● **YOUR GOAL**
Tell how many lines in the data below hold the string "servito"; give nothing but the number.

● **Stored entries**
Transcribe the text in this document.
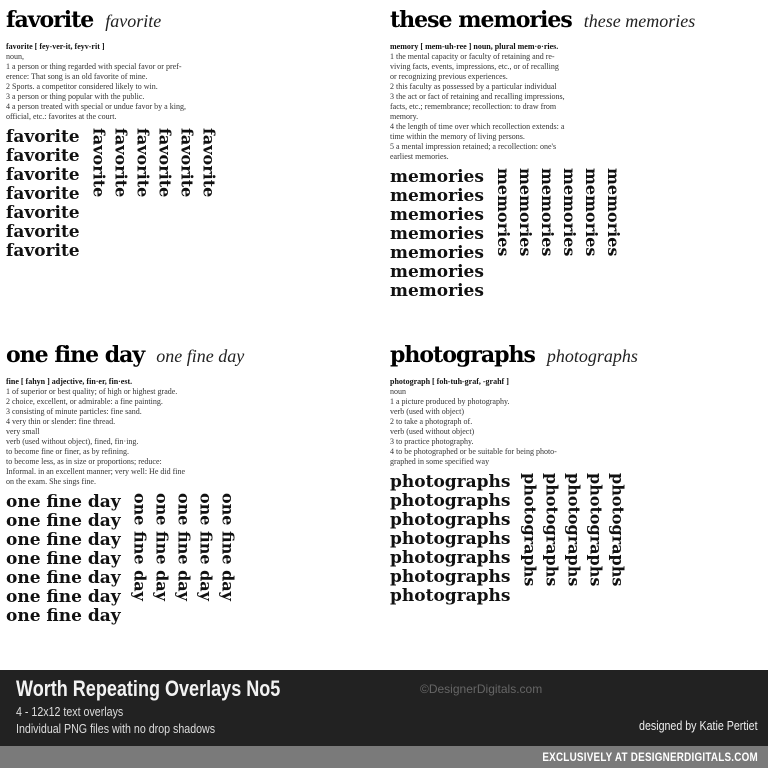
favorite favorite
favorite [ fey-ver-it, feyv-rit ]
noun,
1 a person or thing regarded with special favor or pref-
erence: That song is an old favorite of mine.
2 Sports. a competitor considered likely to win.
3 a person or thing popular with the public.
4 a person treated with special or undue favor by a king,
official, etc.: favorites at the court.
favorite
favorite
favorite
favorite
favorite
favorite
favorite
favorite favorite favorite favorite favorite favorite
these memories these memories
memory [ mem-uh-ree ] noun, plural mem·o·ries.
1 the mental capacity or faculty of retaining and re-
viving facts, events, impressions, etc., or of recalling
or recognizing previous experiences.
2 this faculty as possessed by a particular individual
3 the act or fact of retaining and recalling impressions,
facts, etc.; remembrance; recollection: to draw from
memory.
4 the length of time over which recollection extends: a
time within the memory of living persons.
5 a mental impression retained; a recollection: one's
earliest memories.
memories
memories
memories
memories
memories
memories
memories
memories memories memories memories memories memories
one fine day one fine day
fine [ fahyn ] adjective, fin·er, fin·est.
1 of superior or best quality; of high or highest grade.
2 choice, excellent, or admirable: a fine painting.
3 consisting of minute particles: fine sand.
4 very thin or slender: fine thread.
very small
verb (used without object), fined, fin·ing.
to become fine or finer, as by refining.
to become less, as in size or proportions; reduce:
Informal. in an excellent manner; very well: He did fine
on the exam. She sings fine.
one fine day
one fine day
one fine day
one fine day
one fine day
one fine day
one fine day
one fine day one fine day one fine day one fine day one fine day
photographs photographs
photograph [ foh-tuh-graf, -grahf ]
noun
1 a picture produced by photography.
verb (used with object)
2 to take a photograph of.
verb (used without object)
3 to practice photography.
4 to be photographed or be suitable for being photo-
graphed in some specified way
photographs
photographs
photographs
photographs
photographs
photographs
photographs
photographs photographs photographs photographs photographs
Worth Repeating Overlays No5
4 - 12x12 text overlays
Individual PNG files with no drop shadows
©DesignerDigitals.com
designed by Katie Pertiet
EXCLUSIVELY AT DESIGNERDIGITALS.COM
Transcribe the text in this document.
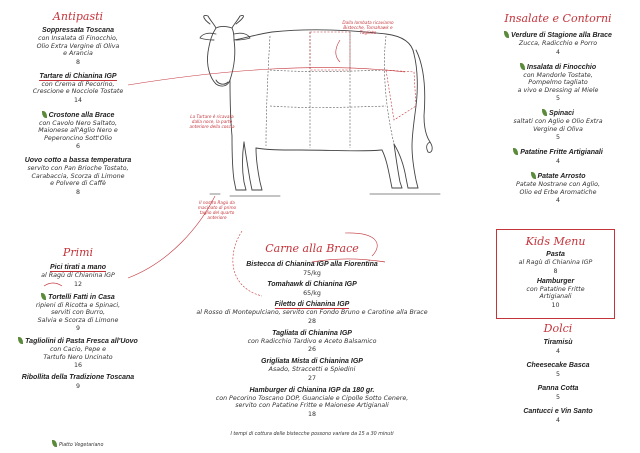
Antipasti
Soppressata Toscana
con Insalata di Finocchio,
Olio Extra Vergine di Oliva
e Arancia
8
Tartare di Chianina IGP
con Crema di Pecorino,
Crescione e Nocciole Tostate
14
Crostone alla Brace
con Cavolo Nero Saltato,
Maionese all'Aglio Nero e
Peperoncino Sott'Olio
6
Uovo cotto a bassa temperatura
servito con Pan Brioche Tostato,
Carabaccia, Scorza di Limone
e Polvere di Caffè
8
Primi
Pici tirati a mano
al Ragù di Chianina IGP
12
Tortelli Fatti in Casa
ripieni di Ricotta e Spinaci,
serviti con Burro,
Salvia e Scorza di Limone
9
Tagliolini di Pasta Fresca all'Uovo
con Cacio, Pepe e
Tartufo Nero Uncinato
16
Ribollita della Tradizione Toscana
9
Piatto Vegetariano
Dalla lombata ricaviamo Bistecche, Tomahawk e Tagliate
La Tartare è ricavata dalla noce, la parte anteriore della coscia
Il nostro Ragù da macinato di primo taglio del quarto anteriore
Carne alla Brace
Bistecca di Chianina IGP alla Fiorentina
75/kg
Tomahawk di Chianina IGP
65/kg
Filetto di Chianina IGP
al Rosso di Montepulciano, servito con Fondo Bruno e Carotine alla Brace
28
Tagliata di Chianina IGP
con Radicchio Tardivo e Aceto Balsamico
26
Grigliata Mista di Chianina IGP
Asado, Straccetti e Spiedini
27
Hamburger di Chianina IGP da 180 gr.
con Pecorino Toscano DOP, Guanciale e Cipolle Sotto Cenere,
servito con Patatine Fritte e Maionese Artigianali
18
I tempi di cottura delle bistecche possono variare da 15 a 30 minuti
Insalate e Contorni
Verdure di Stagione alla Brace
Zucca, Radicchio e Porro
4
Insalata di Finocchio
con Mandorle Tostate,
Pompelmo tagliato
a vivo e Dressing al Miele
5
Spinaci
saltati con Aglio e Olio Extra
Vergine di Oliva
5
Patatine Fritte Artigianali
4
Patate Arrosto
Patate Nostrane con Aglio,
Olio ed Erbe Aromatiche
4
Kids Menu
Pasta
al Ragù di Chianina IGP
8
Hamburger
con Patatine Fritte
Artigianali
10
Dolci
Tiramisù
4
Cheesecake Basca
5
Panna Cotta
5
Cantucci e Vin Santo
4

==

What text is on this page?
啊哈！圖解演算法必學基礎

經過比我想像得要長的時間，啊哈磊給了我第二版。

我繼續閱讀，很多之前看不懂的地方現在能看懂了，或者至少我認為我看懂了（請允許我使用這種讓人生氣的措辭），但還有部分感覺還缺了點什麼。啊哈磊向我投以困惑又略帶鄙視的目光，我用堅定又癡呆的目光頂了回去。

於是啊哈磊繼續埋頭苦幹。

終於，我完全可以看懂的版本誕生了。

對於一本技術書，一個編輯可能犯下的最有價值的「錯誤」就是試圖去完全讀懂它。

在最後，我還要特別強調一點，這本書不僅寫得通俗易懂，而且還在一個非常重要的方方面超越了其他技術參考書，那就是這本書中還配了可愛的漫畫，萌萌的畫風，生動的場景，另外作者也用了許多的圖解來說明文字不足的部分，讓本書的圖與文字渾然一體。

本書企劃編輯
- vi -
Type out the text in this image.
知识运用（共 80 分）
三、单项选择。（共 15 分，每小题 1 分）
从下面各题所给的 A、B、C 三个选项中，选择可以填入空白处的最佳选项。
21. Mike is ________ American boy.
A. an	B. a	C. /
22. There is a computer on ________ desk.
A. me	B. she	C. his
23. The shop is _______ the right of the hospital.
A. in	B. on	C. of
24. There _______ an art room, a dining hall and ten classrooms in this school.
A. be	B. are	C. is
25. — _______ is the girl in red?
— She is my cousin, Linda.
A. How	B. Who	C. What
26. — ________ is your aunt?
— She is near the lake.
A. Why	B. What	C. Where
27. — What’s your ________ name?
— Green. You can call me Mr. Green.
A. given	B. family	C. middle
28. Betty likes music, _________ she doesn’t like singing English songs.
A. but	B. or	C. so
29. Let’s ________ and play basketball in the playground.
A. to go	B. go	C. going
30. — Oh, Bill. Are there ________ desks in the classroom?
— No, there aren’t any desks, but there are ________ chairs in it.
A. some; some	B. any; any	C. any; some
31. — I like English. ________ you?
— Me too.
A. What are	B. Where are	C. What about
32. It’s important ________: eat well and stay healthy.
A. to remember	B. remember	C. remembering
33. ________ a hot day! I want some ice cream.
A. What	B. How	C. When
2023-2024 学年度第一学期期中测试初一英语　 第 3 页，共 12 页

● **COMPLETED EXERCISE**
3